Copy each line that contains the word "roasted".
START RECORDS FOR THIS TASK
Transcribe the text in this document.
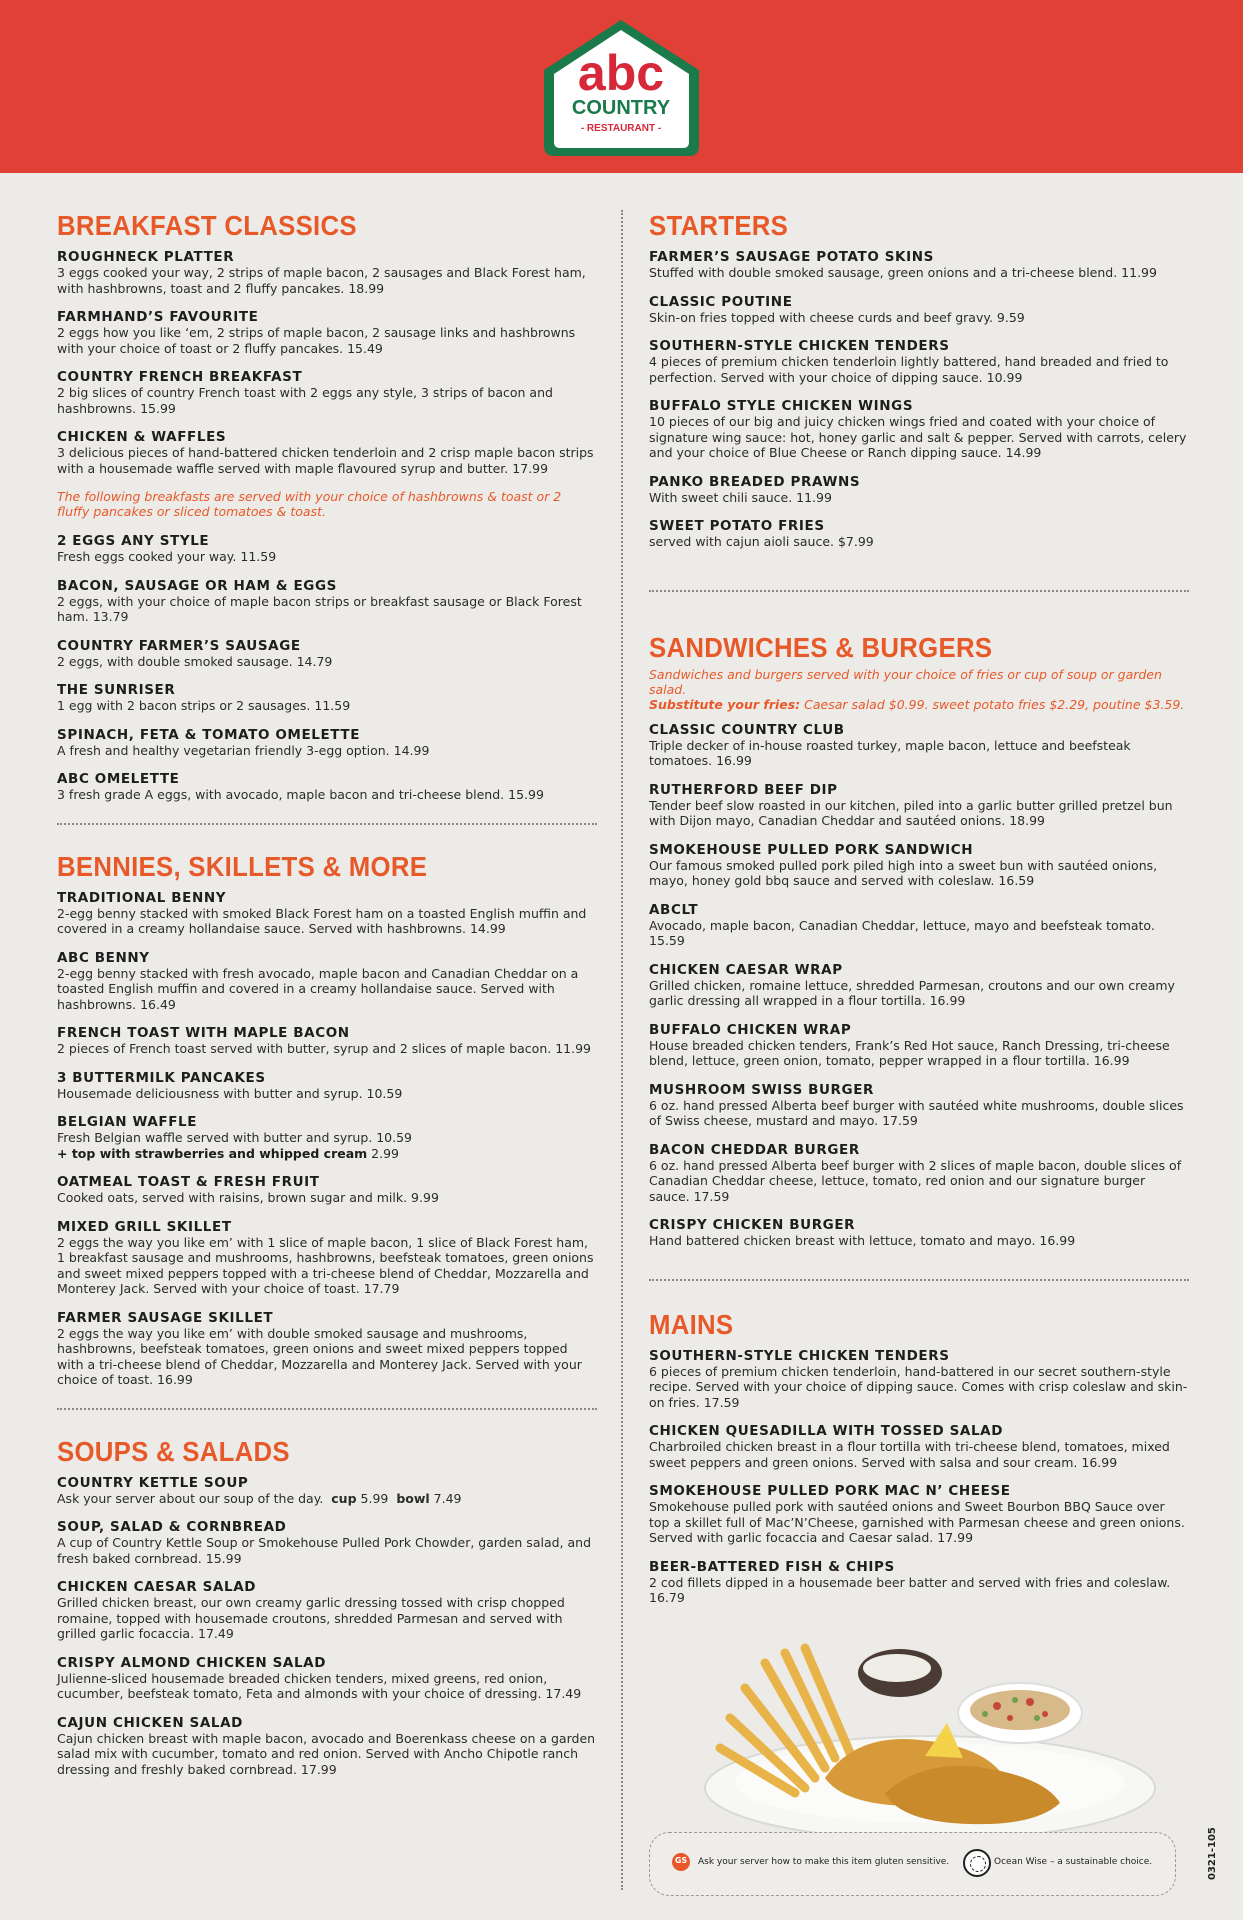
abc
COUNTRY
- RESTAURANT -
BREAKFAST CLASSICS
ROUGHNECK PLATTER
3 eggs cooked your way, 2 strips of maple bacon, 2 sausages and Black Forest ham, with hashbrowns, toast and 2 fluffy pancakes. 18.99
FARMHAND’S FAVOURITE
2 eggs how you like ‘em, 2 strips of maple bacon, 2 sausage links and hashbrowns with your choice of toast or 2 fluffy pancakes. 15.49
COUNTRY FRENCH BREAKFAST
2 big slices of country French toast with 2 eggs any style, 3 strips of bacon and hashbrowns. 15.99
CHICKEN & WAFFLES
3 delicious pieces of hand-battered chicken tenderloin and 2 crisp maple bacon strips with a housemade waffle served with maple flavoured syrup and butter. 17.99
The following breakfasts are served with your choice of hashbrowns & toast or 2 fluffy pancakes or sliced tomatoes & toast.
2 EGGS ANY STYLE
Fresh eggs cooked your way. 11.59
BACON, SAUSAGE OR HAM & EGGS
2 eggs, with your choice of maple bacon strips or breakfast sausage or Black Forest ham. 13.79
COUNTRY FARMER’S SAUSAGE
2 eggs, with double smoked sausage. 14.79
THE SUNRISER
1 egg with 2 bacon strips or 2 sausages. 11.59
SPINACH, FETA & TOMATO OMELETTE
A fresh and healthy vegetarian friendly 3-egg option. 14.99
ABC OMELETTE
3 fresh grade A eggs, with avocado, maple bacon and tri-cheese blend. 15.99
BENNIES, SKILLETS & MORE
TRADITIONAL BENNY
2-egg benny stacked with smoked Black Forest ham on a toasted English muffin and covered in a creamy hollandaise sauce. Served with hashbrowns. 14.99
ABC BENNY
2-egg benny stacked with fresh avocado, maple bacon and Canadian Cheddar on a toasted English muffin and covered in a creamy hollandaise sauce. Served with hashbrowns. 16.49
FRENCH TOAST WITH MAPLE BACON
2 pieces of French toast served with butter, syrup and 2 slices of maple bacon. 11.99
3 BUTTERMILK PANCAKES
Housemade deliciousness with butter and syrup. 10.59
BELGIAN WAFFLE
Fresh Belgian waffle served with butter and syrup. 10.59
+ top with strawberries and whipped cream 2.99
OATMEAL TOAST & FRESH FRUIT
Cooked oats, served with raisins, brown sugar and milk. 9.99
MIXED GRILL SKILLET
2 eggs the way you like em’ with 1 slice of maple bacon, 1 slice of Black Forest ham, 1 breakfast sausage and mushrooms, hashbrowns, beefsteak tomatoes, green onions and sweet mixed peppers topped with a tri-cheese blend of Cheddar, Mozzarella and Monterey Jack. Served with your choice of toast. 17.79
FARMER SAUSAGE SKILLET
2 eggs the way you like em’ with double smoked sausage and mushrooms, hashbrowns, beefsteak tomatoes, green onions and sweet mixed peppers topped with a tri-cheese blend of Cheddar, Mozzarella and Monterey Jack. Served with your choice of toast. 16.99
SOUPS & SALADS
COUNTRY KETTLE SOUP
Ask your server about our soup of the day. cup 5.99 bowl 7.49
SOUP, SALAD & CORNBREAD
A cup of Country Kettle Soup or Smokehouse Pulled Pork Chowder, garden salad, and fresh baked cornbread. 15.99
CHICKEN CAESAR SALAD
Grilled chicken breast, our own creamy garlic dressing tossed with crisp chopped romaine, topped with housemade croutons, shredded Parmesan and served with grilled garlic focaccia. 17.49
CRISPY ALMOND CHICKEN SALAD
Julienne-sliced housemade breaded chicken tenders, mixed greens, red onion, cucumber, beefsteak tomato, Feta and almonds with your choice of dressing. 17.49
CAJUN CHICKEN SALAD
Cajun chicken breast with maple bacon, avocado and Boerenkass cheese on a garden salad mix with cucumber, tomato and red onion. Served with Ancho Chipotle ranch dressing and freshly baked cornbread. 17.99
STARTERS
FARMER’S SAUSAGE POTATO SKINS
Stuffed with double smoked sausage, green onions and a tri-cheese blend. 11.99
CLASSIC POUTINE
Skin-on fries topped with cheese curds and beef gravy. 9.59
SOUTHERN-STYLE CHICKEN TENDERS
4 pieces of premium chicken tenderloin lightly battered, hand breaded and fried to perfection. Served with your choice of dipping sauce. 10.99
BUFFALO STYLE CHICKEN WINGS
10 pieces of our big and juicy chicken wings fried and coated with your choice of signature wing sauce: hot, honey garlic and salt & pepper. Served with carrots, celery and your choice of Blue Cheese or Ranch dipping sauce. 14.99
PANKO BREADED PRAWNS
With sweet chili sauce. 11.99
SWEET POTATO FRIES
served with cajun aioli sauce. $7.99
SANDWICHES & BURGERS
Sandwiches and burgers served with your choice of fries or cup of soup or garden salad.
Substitute your fries: Caesar salad $0.99. sweet potato fries $2.29, poutine $3.59.
CLASSIC COUNTRY CLUB
Triple decker of in-house roasted turkey, maple bacon, lettuce and beefsteak tomatoes. 16.99
RUTHERFORD BEEF DIP
Tender beef slow roasted in our kitchen, piled into a garlic butter grilled pretzel bun with Dijon mayo, Canadian Cheddar and sautéed onions. 18.99
SMOKEHOUSE PULLED PORK SANDWICH
Our famous smoked pulled pork piled high into a sweet bun with sautéed onions, mayo, honey gold bbq sauce and served with coleslaw. 16.59
ABCLT
Avocado, maple bacon, Canadian Cheddar, lettuce, mayo and beefsteak tomato. 15.59
CHICKEN CAESAR WRAP
Grilled chicken, romaine lettuce, shredded Parmesan, croutons and our own creamy garlic dressing all wrapped in a flour tortilla. 16.99
BUFFALO CHICKEN WRAP
House breaded chicken tenders, Frank’s Red Hot sauce, Ranch Dressing, tri-cheese blend, lettuce, green onion, tomato, pepper wrapped in a flour tortilla. 16.99
MUSHROOM SWISS BURGER
6 oz. hand pressed Alberta beef burger with sautéed white mushrooms, double slices of Swiss cheese, mustard and mayo. 17.59
BACON CHEDDAR BURGER
6 oz. hand pressed Alberta beef burger with 2 slices of maple bacon, double slices of Canadian Cheddar cheese, lettuce, tomato, red onion and our signature burger sauce. 17.59
CRISPY CHICKEN BURGER
Hand battered chicken breast with lettuce, tomato and mayo. 16.99
MAINS
SOUTHERN-STYLE CHICKEN TENDERS
6 pieces of premium chicken tenderloin, hand-battered in our secret southern-style recipe. Served with your choice of dipping sauce. Comes with crisp coleslaw and skin-on fries. 17.59
CHICKEN QUESADILLA WITH TOSSED SALAD
Charbroiled chicken breast in a flour tortilla with tri-cheese blend, tomatoes, mixed sweet peppers and green onions. Served with salsa and sour cream. 16.99
SMOKEHOUSE PULLED PORK MAC N’ CHEESE
Smokehouse pulled pork with sautéed onions and Sweet Bourbon BBQ Sauce over top a skillet full of Mac’N’Cheese, garnished with Parmesan cheese and green onions. Served with garlic focaccia and Caesar salad. 17.99
BEER-BATTERED FISH & CHIPS
2 cod fillets dipped in a housemade beer batter and served with fries and coleslaw. 16.79
GS	Ask your server how to make this item gluten sensitive.	Ocean Wise – a sustainable choice.	0321-105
END RECORDS FOR THIS TASK
» **EXERCISE ANSWER**
Triple decker of in-house roasted turkey, maple bacon, lettuce and beefsteak tomatoes. 16.99
Tender beef slow roasted in our kitchen, piled into a garlic butter grilled pretzel bun with Dijon mayo, Canadian Cheddar and sautéed onions. 18.99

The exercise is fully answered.